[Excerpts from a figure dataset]
#####

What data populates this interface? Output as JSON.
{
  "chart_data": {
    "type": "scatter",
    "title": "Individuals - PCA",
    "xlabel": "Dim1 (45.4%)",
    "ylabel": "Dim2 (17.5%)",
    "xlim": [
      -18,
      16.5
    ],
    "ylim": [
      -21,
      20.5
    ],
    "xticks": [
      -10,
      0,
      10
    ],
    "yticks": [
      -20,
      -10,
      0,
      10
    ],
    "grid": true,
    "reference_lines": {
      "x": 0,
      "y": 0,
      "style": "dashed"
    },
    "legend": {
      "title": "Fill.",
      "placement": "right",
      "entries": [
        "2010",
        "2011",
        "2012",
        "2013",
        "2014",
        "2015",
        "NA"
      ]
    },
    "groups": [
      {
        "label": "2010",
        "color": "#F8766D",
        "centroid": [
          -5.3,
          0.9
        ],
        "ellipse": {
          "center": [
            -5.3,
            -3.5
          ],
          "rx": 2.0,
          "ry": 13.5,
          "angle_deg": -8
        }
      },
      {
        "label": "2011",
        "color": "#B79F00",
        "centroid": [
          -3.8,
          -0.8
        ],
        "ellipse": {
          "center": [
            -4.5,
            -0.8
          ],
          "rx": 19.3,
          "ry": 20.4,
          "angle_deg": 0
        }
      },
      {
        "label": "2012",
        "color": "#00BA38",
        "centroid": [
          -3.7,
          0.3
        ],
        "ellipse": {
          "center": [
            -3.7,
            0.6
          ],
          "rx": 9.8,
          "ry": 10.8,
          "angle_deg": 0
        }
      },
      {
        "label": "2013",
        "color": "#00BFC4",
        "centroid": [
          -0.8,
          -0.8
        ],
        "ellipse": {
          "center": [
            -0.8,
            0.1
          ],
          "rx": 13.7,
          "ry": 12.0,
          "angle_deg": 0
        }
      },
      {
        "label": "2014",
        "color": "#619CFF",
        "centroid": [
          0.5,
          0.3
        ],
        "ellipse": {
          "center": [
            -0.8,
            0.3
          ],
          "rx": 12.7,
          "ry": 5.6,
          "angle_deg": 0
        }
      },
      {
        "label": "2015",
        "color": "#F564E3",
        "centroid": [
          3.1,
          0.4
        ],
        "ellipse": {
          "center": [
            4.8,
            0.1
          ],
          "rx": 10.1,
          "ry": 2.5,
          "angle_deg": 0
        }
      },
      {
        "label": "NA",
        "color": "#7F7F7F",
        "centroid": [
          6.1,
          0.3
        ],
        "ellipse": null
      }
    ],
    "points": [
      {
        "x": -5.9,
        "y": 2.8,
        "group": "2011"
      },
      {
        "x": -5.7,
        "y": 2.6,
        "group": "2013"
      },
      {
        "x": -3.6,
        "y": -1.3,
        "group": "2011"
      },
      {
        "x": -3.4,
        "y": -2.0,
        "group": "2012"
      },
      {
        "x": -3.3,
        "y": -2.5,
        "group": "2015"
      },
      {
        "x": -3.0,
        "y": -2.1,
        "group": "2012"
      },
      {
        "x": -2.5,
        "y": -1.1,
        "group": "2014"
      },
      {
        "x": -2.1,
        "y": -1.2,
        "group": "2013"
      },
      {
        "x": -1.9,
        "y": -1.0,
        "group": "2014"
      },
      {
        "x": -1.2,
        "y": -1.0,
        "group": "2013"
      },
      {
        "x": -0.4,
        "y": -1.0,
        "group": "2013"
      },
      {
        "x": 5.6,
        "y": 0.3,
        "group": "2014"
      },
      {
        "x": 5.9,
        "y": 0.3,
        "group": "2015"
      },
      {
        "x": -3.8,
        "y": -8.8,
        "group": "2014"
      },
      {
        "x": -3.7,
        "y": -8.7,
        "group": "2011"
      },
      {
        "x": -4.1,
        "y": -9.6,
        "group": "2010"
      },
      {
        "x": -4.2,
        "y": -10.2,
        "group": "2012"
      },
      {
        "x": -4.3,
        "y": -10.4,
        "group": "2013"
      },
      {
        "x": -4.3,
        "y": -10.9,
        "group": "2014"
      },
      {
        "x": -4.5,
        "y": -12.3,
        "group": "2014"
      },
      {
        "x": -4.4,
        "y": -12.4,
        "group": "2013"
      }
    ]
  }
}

#####

▶ [Aim of the exercise]: Copy out each record from above, exactly.

▶ [The completed task]:
What data populates this interface? Output as JSON.
{
  "chart_data": {
    "type": "scatter",
    "title": "Individuals - PCA",
    "xlabel": "Dim1 (45.4%)",
    "ylabel": "Dim2 (17.5%)",
    "xlim": [
      -18,
      16.5
    ],
    "ylim": [
      -21,
      20.5
    ],
    "xticks": [
      -10,
      0,
      10
    ],
    "yticks": [
      -20,
      -10,
      0,
      10
    ],
    "grid": true,
    "reference_lines": {
      "x": 0,
      "y": 0,
      "style": "dashed"
    },
    "legend": {
      "title": "Fill.",
      "placement": "right",
      "entries": [
        "2010",
        "2011",
        "2012",
        "2013",
        "2014",
        "2015",
        "NA"
      ]
    },
    "groups": [
      {
        "label": "2010",
        "color": "#F8766D",
        "centroid": [
          -5.3,
          0.9
        ],
        "ellipse": {
          "center": [
            -5.3,
            -3.5
          ],
          "rx": 2.0,
          "ry": 13.5,
          "angle_deg": -8
        }
      },
      {
        "label": "2011",
        "color": "#B79F00",
        "centroid": [
          -3.8,
          -0.8
        ],
        "ellipse": {
          "center": [
            -4.5,
            -0.8
          ],
          "rx": 19.3,
          "ry": 20.4,
          "angle_deg": 0
        }
      },
      {
        "label": "2012",
        "color": "#00BA38",
        "centroid": [
          -3.7,
          0.3
        ],
        "ellipse": {
          "center": [
            -3.7,
            0.6
          ],
          "rx": 9.8,
          "ry": 10.8,
          "angle_deg": 0
        }
      },
      {
        "label": "2013",
        "color": "#00BFC4",
        "centroid": [
          -0.8,
          -0.8
        ],
        "ellipse": {
          "center": [
            -0.8,
            0.1
          ],
          "rx": 13.7,
          "ry": 12.0,
          "angle_deg": 0
        }
      },
      {
        "label": "2014",
        "color": "#619CFF",
        "centroid": [
          0.5,
          0.3
        ],
        "ellipse": {
          "center": [
            -0.8,
            0.3
          ],
          "rx": 12.7,
          "ry": 5.6,
          "angle_deg": 0
        }
      },
      {
        "label": "2015",
        "color": "#F564E3",
        "centroid": [
          3.1,
          0.4
        ],
        "ellipse": {
          "center": [
            4.8,
            0.1
          ],
          "rx": 10.1,
          "ry": 2.5,
          "angle_deg": 0
        }
      },
      {
        "label": "NA",
        "color": "#7F7F7F",
        "centroid": [
          6.1,
          0.3
        ],
        "ellipse": null
      }
    ],
    "points": [
      {
        "x": -5.9,
        "y": 2.8,
        "group": "2011"
      },
      {
        "x": -5.7,
        "y": 2.6,
        "group": "2013"
      },
      {
        "x": -3.6,
        "y": -1.3,
        "group": "2011"
      },
      {
        "x": -3.4,
        "y": -2.0,
        "group": "2012"
      },
      {
        "x": -3.3,
        "y": -2.5,
        "group": "2015"
      },
      {
        "x": -3.0,
        "y": -2.1,
        "group": "2012"
      },
      {
        "x": -2.5,
        "y": -1.1,
        "group": "2014"
      },
      {
        "x": -2.1,
        "y": -1.2,
        "group": "2013"
      },
      {
        "x": -1.9,
        "y": -1.0,
        "group": "2014"
      },
      {
        "x": -1.2,
        "y": -1.0,
        "group": "2013"
      },
      {
        "x": -0.4,
        "y": -1.0,
        "group": "2013"
      },
      {
        "x": 5.6,
        "y": 0.3,
        "group": "2014"
      },
      {
        "x": 5.9,
        "y": 0.3,
        "group": "2015"
      },
      {
        "x": -3.8,
        "y": -8.8,
        "group": "2014"
      },
      {
        "x": -3.7,
        "y": -8.7,
        "group": "2011"
      },
      {
        "x": -4.1,
        "y": -9.6,
        "group": "2010"
      },
      {
        "x": -4.2,
        "y": -10.2,
        "group": "2012"
      },
      {
        "x": -4.3,
        "y": -10.4,
        "group": "2013"
      },
      {
        "x": -4.3,
        "y": -10.9,
        "group": "2014"
      },
      {
        "x": -4.5,
        "y": -12.3,
        "group": "2014"
      },
      {
        "x": -4.4,
        "y": -12.4,
        "group": "2013"
      }
    ]
  }
}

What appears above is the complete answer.